**Задание**:
Перепишите дословно строки, начав со строки, где есть «wave-label: ((C)) [905, 477, 938, 494]», и закончив строкой, где есть «wave-label: V [1402, 62, 1413, 79]», включая обе.

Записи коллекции
▼

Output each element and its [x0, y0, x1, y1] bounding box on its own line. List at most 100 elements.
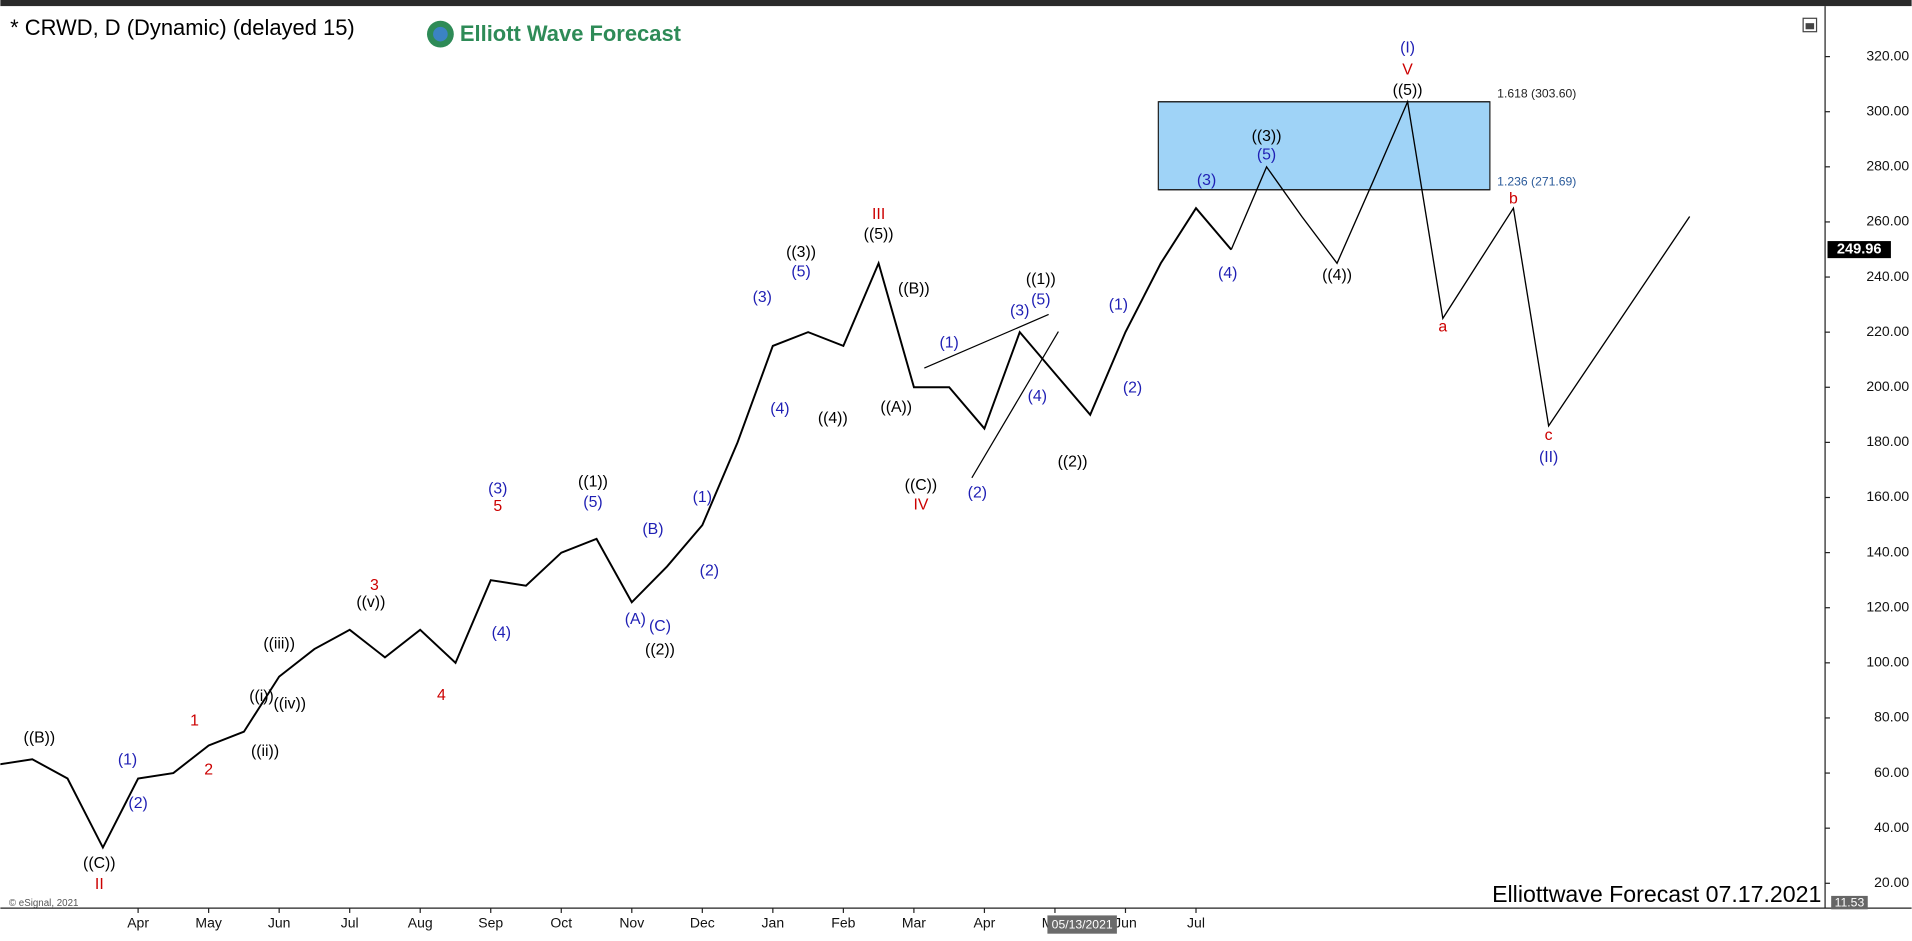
wave-label: ((C)) [905, 477, 938, 494]
wave-label: (4) [1218, 265, 1237, 282]
wave-label: (5) [1031, 292, 1050, 309]
x-tick-label: May [195, 915, 221, 931]
y-tick-label: 240.00 [1866, 268, 1909, 284]
wave-label: (3) [1010, 303, 1029, 320]
x-tick-label: Jan [762, 915, 785, 931]
wedge-line [924, 313, 1049, 369]
price-line [0, 206, 1232, 850]
wave-label: V [1402, 62, 1413, 79]
wave-label: (1) [693, 489, 712, 506]
logo: Elliott Wave Forecast [426, 20, 682, 48]
wave-label: ((A)) [880, 399, 912, 416]
chart-title: * CRWD, D (Dynamic) (delayed 15) [10, 15, 355, 40]
wave-label: (3) [1197, 172, 1216, 189]
wedge-line [971, 331, 1059, 479]
y-tick-label: 100.00 [1866, 654, 1909, 670]
wave-label: ((3)) [1252, 128, 1282, 145]
window-icon[interactable] [1802, 17, 1818, 33]
x-tick-label: Feb [831, 915, 855, 931]
wave-label: (2) [1123, 380, 1142, 397]
last-price-tag [1827, 241, 1891, 259]
wave-label: ((5)) [1393, 82, 1423, 99]
x-tick-label: Dec [690, 915, 715, 931]
y-tick-label: 220.00 [1866, 323, 1909, 339]
logo-icon-inner [433, 26, 448, 42]
watermark: Elliottwave Forecast 07.17.2021 [1492, 881, 1821, 907]
y-tick-label: 140.00 [1866, 543, 1909, 559]
y-tick-label: 40.00 [1874, 819, 1909, 835]
copyright: © eSignal, 2021 [9, 898, 79, 909]
wave-label: (2) [968, 484, 987, 501]
wave-label: (4) [770, 401, 789, 418]
wave-label: ((4)) [1322, 267, 1352, 284]
projection-line [1230, 99, 1691, 428]
indicator-box [1831, 895, 1868, 910]
y-tick-label: 260.00 [1866, 213, 1909, 229]
wave-label: (1) [939, 334, 958, 351]
wave-label: 1 [190, 712, 199, 729]
wave-label: (2) [700, 562, 719, 579]
wave-label: ((2)) [1058, 454, 1088, 471]
wave-label: (C) [649, 618, 671, 635]
last-price-label: 249.96 [1837, 241, 1882, 257]
wave-label: ((iii)) [263, 636, 295, 653]
wave-label: 2 [204, 761, 213, 778]
crosshair-date-label: 05/13/2021 [1052, 917, 1113, 931]
wave-label: b [1509, 191, 1518, 208]
wave-label: c [1545, 427, 1553, 444]
wave-label: II [95, 876, 104, 893]
wave-label: (B) [642, 521, 663, 538]
wave-label: (I) [1400, 40, 1415, 57]
x-tick-label: Jun [1114, 915, 1137, 931]
window-icon-inner [1805, 23, 1815, 30]
y-tick-label: 160.00 [1866, 488, 1909, 504]
x-tick-label: Jul [1187, 915, 1205, 931]
wave-label: 4 [437, 687, 446, 704]
wave-label: ((1)) [578, 473, 608, 490]
x-tick-label: Jun [268, 915, 291, 931]
wave-label: (1) [118, 751, 137, 768]
y-tick-label: 300.00 [1866, 102, 1909, 118]
wave-label: 3 [370, 577, 379, 594]
wave-label: ((2)) [645, 642, 675, 659]
wave-label: 5 [493, 498, 502, 515]
wave-label: IV [913, 496, 928, 513]
top-bar [0, 0, 1912, 7]
wave-label: (3) [488, 480, 507, 497]
x-tick-label: Jul [341, 915, 359, 931]
y-tick-label: 20.00 [1874, 874, 1909, 890]
wave-label: (II) [1539, 449, 1558, 466]
crosshair-date-box [1047, 915, 1117, 934]
fib-level-label: 1.618 (303.60) [1497, 87, 1576, 101]
y-tick-label: 180.00 [1866, 433, 1909, 449]
wave-label: ((i)) [249, 688, 274, 705]
wave-label: ((3)) [786, 244, 816, 261]
wave-label: ((C)) [83, 855, 116, 872]
wave-label: (5) [1257, 146, 1276, 163]
indicator-value: 11.53 [1835, 895, 1865, 909]
x-tick-label: Mar [902, 915, 926, 931]
wave-label: (2) [128, 795, 147, 812]
wave-label: ((B)) [898, 281, 930, 298]
wave-label: (A) [625, 611, 646, 628]
x-tick-label: Nov [619, 915, 644, 931]
y-tick-label: 120.00 [1866, 598, 1909, 614]
y-tick-label: 320.00 [1866, 47, 1909, 63]
x-tick-label: Apr [127, 915, 149, 931]
y-tick-label: 60.00 [1874, 764, 1909, 780]
wave-label: ((1)) [1026, 271, 1056, 288]
wave-label: ((B)) [24, 729, 56, 746]
fib-level-label: 1.236 (271.69) [1497, 175, 1576, 189]
wave-label: a [1438, 318, 1447, 335]
wave-label: ((4)) [818, 410, 848, 427]
wave-label: ((v)) [356, 594, 385, 611]
wave-label: ((ii)) [251, 743, 279, 760]
fib-zone [1157, 101, 1491, 191]
logo-text: Elliott Wave Forecast [460, 21, 682, 46]
x-tick-label: Oct [550, 915, 572, 931]
y-tick-label: 80.00 [1874, 709, 1909, 725]
x-tick-label: Sep [478, 915, 503, 931]
wave-label: (3) [753, 289, 772, 306]
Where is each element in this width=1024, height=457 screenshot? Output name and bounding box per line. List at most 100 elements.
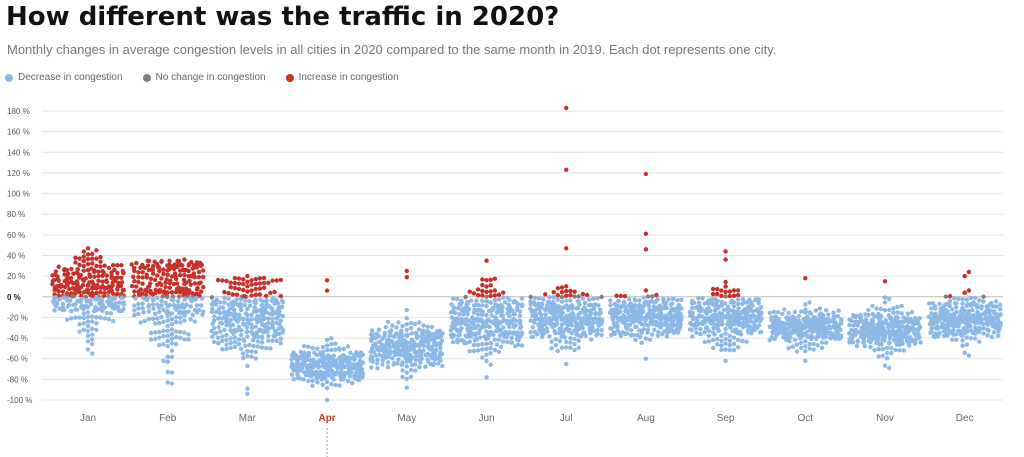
- city-dot[interactable]: [494, 342, 500, 347]
- city-dot[interactable]: [241, 322, 246, 327]
- city-dot[interactable]: [716, 328, 721, 333]
- city-dot[interactable]: [870, 311, 875, 317]
- city-dot[interactable]: [973, 336, 978, 341]
- city-dot[interactable]: [181, 277, 187, 283]
- city-dot[interactable]: [251, 344, 256, 349]
- city-dot[interactable]: [85, 261, 91, 267]
- city-dot[interactable]: [215, 277, 221, 283]
- city-dot[interactable]: [132, 279, 137, 284]
- city-dot[interactable]: [572, 289, 577, 294]
- city-dot[interactable]: [112, 296, 118, 301]
- city-dot[interactable]: [200, 312, 205, 317]
- city-dot[interactable]: [329, 382, 334, 387]
- city-dot[interactable]: [492, 276, 498, 281]
- city-dot[interactable]: [377, 339, 383, 344]
- city-dot[interactable]: [74, 307, 80, 312]
- city-dot[interactable]: [985, 333, 990, 338]
- city-dot[interactable]: [981, 331, 986, 336]
- city-dot[interactable]: [787, 338, 792, 344]
- city-dot[interactable]: [837, 336, 842, 341]
- city-dot[interactable]: [165, 380, 170, 385]
- city-dot[interactable]: [327, 360, 332, 365]
- city-dot[interactable]: [665, 330, 670, 335]
- city-dot[interactable]: [991, 330, 997, 335]
- city-dot[interactable]: [193, 297, 198, 302]
- city-dot[interactable]: [637, 298, 642, 303]
- city-dot[interactable]: [492, 293, 498, 298]
- city-dot[interactable]: [161, 333, 166, 339]
- city-dot[interactable]: [710, 291, 716, 297]
- city-dot[interactable]: [953, 301, 958, 306]
- city-dot[interactable]: [62, 267, 67, 272]
- city-dot[interactable]: [484, 289, 489, 295]
- city-dot[interactable]: [93, 297, 98, 302]
- city-dot[interactable]: [81, 268, 87, 273]
- city-dot[interactable]: [689, 328, 694, 333]
- city-dot[interactable]: [333, 347, 338, 352]
- city-dot[interactable]: [775, 310, 781, 315]
- month-label-mar[interactable]: Mar: [239, 413, 257, 424]
- city-dot[interactable]: [232, 344, 238, 350]
- city-dot[interactable]: [228, 323, 233, 328]
- city-dot[interactable]: [575, 305, 581, 311]
- city-dot[interactable]: [218, 300, 223, 305]
- city-dot[interactable]: [356, 377, 362, 383]
- city-dot[interactable]: [161, 342, 166, 347]
- city-dot[interactable]: [550, 324, 555, 330]
- city-dot[interactable]: [901, 348, 906, 353]
- city-dot[interactable]: [236, 286, 242, 292]
- city-dot[interactable]: [511, 324, 517, 330]
- city-dot[interactable]: [796, 318, 801, 323]
- city-dot[interactable]: [61, 307, 67, 313]
- city-dot[interactable]: [326, 373, 332, 378]
- city-dot[interactable]: [632, 303, 638, 308]
- city-dot[interactable]: [104, 273, 110, 278]
- city-dot[interactable]: [971, 313, 976, 318]
- city-dot[interactable]: [882, 279, 888, 284]
- city-dot[interactable]: [416, 327, 422, 332]
- city-dot[interactable]: [375, 361, 380, 366]
- city-dot[interactable]: [555, 297, 560, 302]
- city-dot[interactable]: [623, 305, 628, 310]
- city-dot[interactable]: [106, 317, 112, 322]
- city-dot[interactable]: [878, 306, 883, 312]
- city-dot[interactable]: [543, 312, 548, 317]
- city-dot[interactable]: [643, 318, 648, 323]
- city-dot[interactable]: [483, 336, 489, 342]
- city-dot[interactable]: [473, 302, 479, 308]
- city-dot[interactable]: [236, 324, 242, 329]
- city-dot[interactable]: [431, 362, 436, 367]
- city-dot[interactable]: [927, 321, 933, 327]
- city-dot[interactable]: [130, 284, 135, 289]
- city-dot[interactable]: [50, 282, 55, 287]
- city-dot[interactable]: [414, 357, 419, 363]
- city-dot[interactable]: [112, 306, 117, 311]
- city-dot[interactable]: [646, 303, 651, 309]
- city-dot[interactable]: [996, 329, 1001, 334]
- city-dot[interactable]: [89, 266, 94, 271]
- city-dot[interactable]: [710, 286, 716, 292]
- city-dot[interactable]: [85, 314, 91, 320]
- city-dot[interactable]: [943, 294, 949, 299]
- city-dot[interactable]: [224, 346, 229, 352]
- city-dot[interactable]: [119, 280, 125, 285]
- city-dot[interactable]: [234, 292, 240, 297]
- city-dot[interactable]: [973, 331, 978, 336]
- city-dot[interactable]: [932, 304, 938, 309]
- city-dot[interactable]: [404, 376, 409, 381]
- city-dot[interactable]: [501, 295, 506, 300]
- city-dot[interactable]: [965, 302, 970, 307]
- city-dot[interactable]: [129, 262, 134, 267]
- city-dot[interactable]: [730, 298, 735, 303]
- city-dot[interactable]: [649, 298, 654, 304]
- city-dot[interactable]: [255, 339, 261, 344]
- city-dot[interactable]: [747, 297, 752, 302]
- city-dot[interactable]: [609, 326, 614, 331]
- city-dot[interactable]: [939, 324, 944, 330]
- city-dot[interactable]: [475, 293, 481, 298]
- city-dot[interactable]: [314, 376, 319, 381]
- city-dot[interactable]: [268, 346, 273, 351]
- city-dot[interactable]: [553, 330, 558, 336]
- city-dot[interactable]: [535, 316, 540, 322]
- city-dot[interactable]: [819, 345, 825, 351]
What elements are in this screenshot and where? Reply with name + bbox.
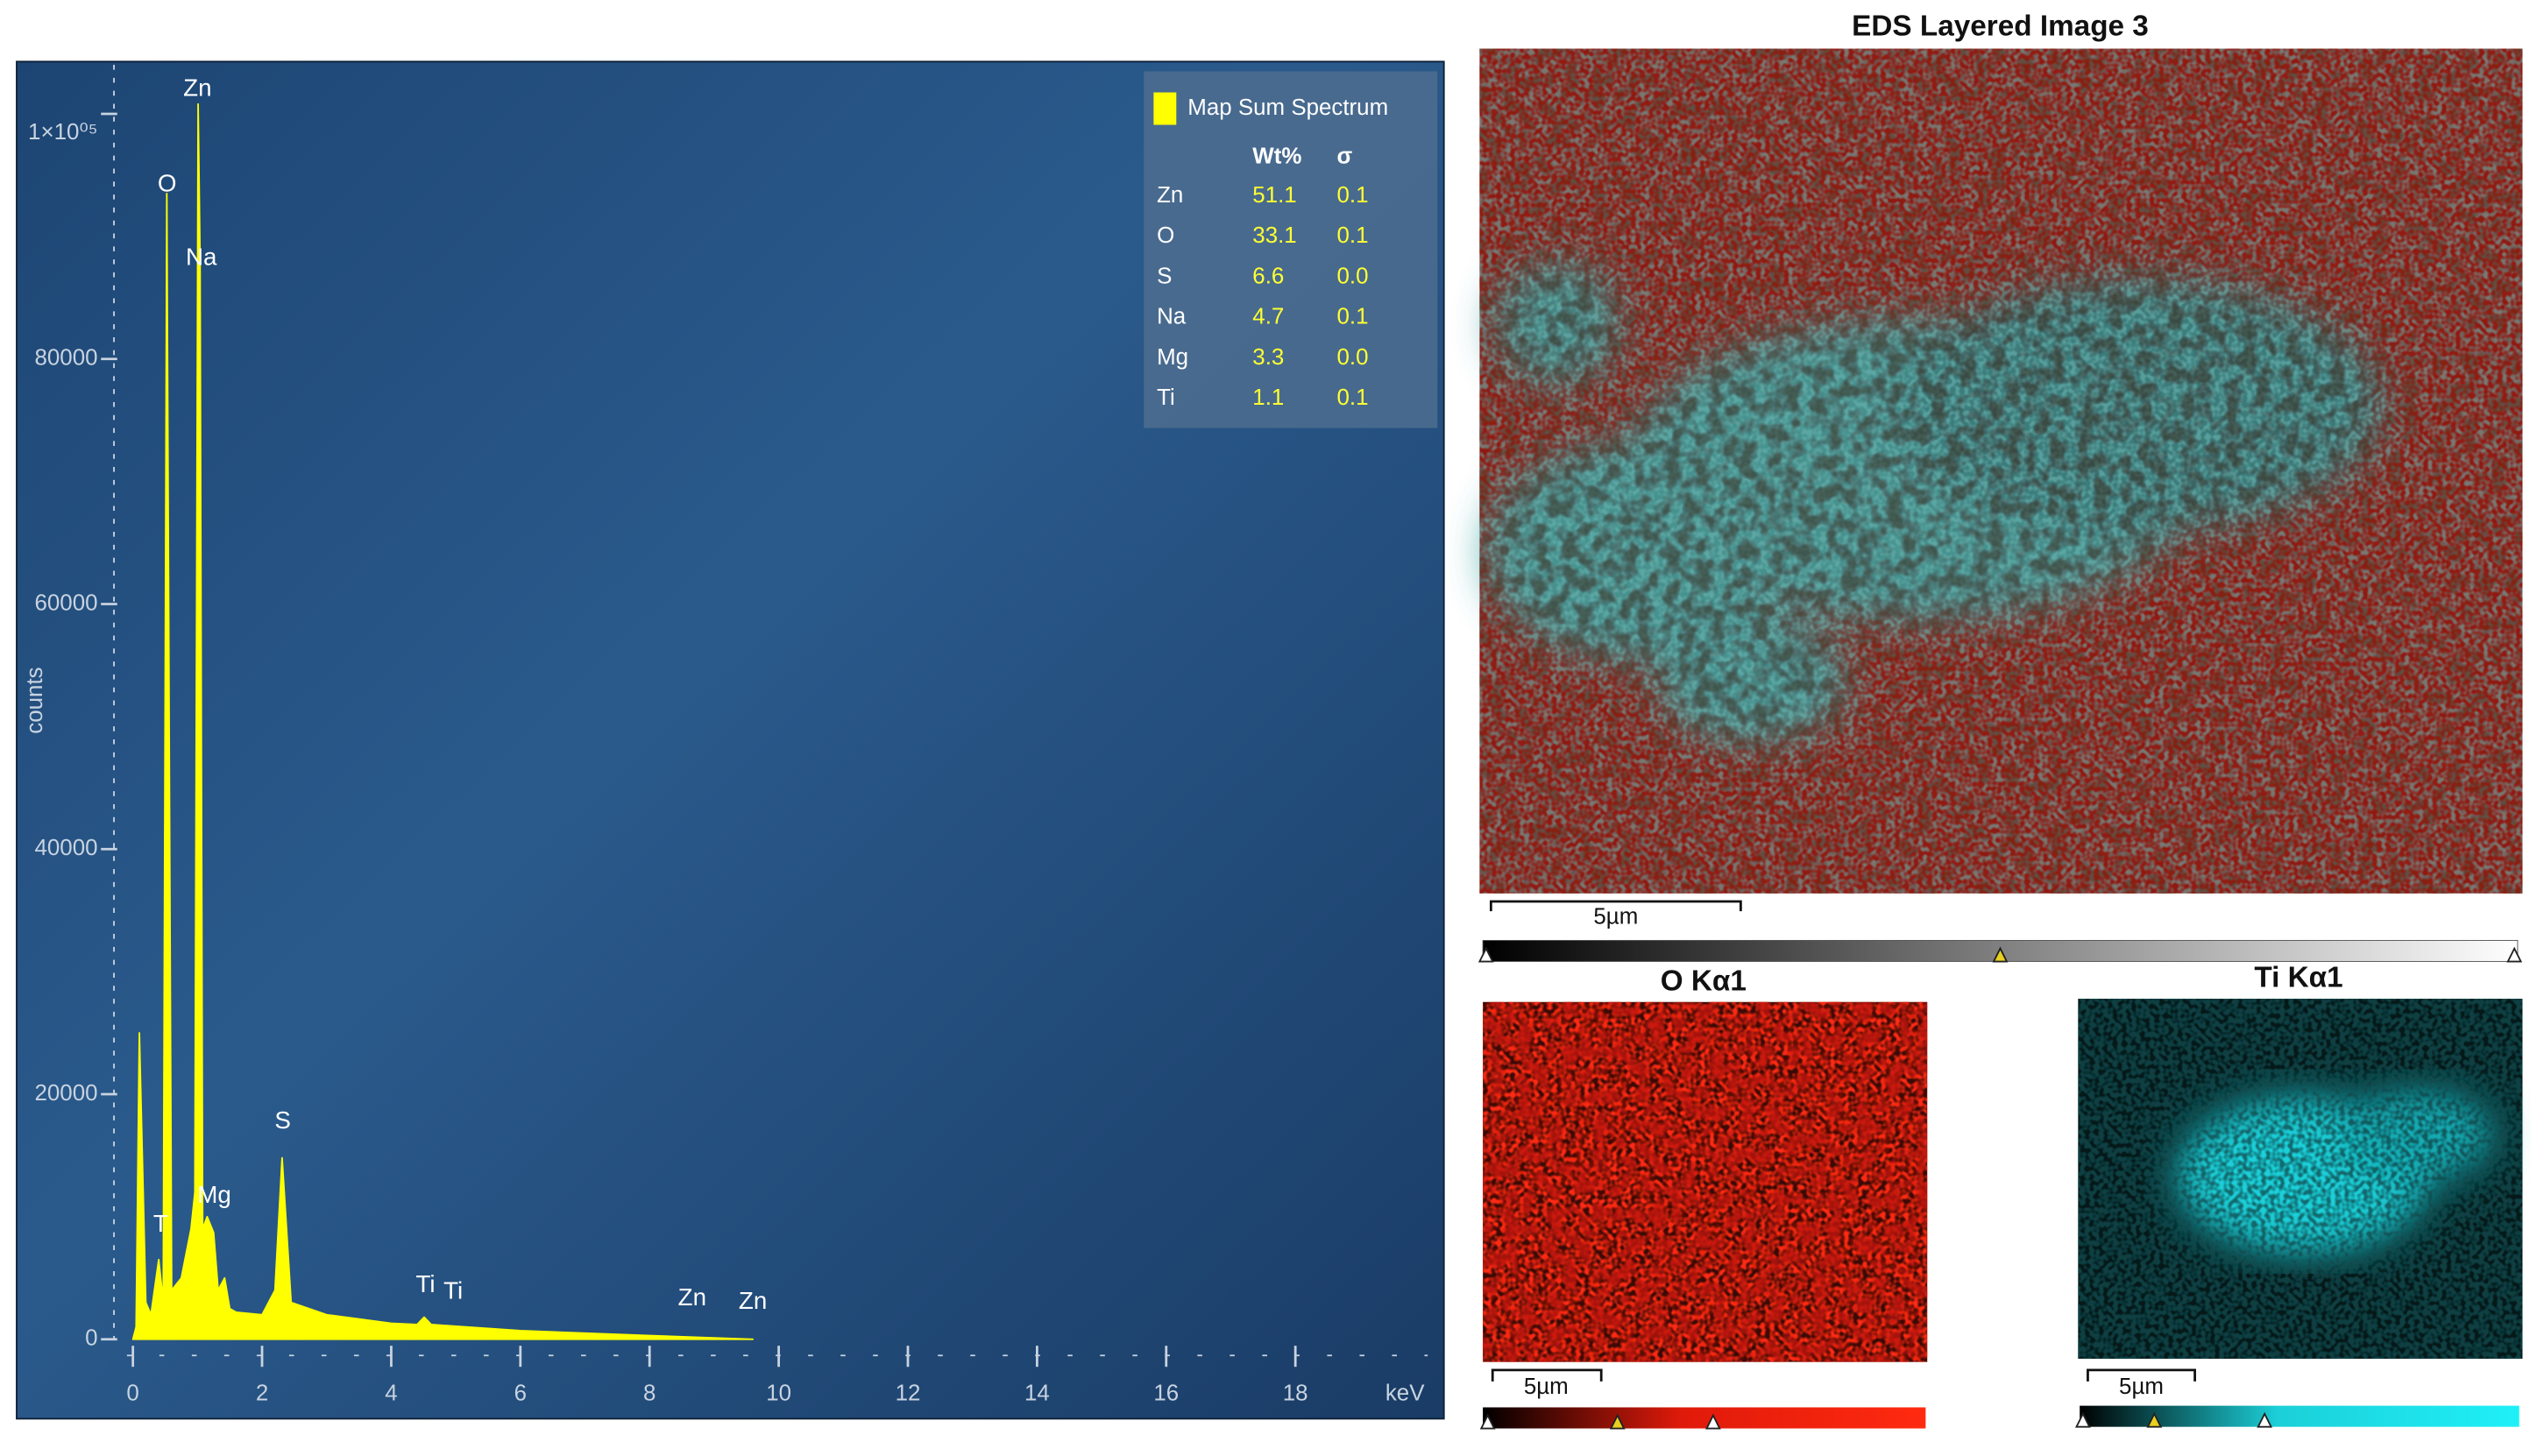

▲

**Результат**:
wave-label: ((C)) [905, 477, 938, 494]
wave-label: (4) [1218, 265, 1237, 282]
wave-label: (5) [1031, 292, 1050, 309]
x-tick-label: May [195, 915, 221, 931]
y-tick-label: 240.00 [1866, 268, 1909, 284]
wave-label: (3) [1010, 303, 1029, 320]
x-tick-label: Jan [762, 915, 785, 931]
wedge-line [924, 313, 1049, 369]
price-line [0, 206, 1232, 850]
wave-label: V [1402, 62, 1413, 79]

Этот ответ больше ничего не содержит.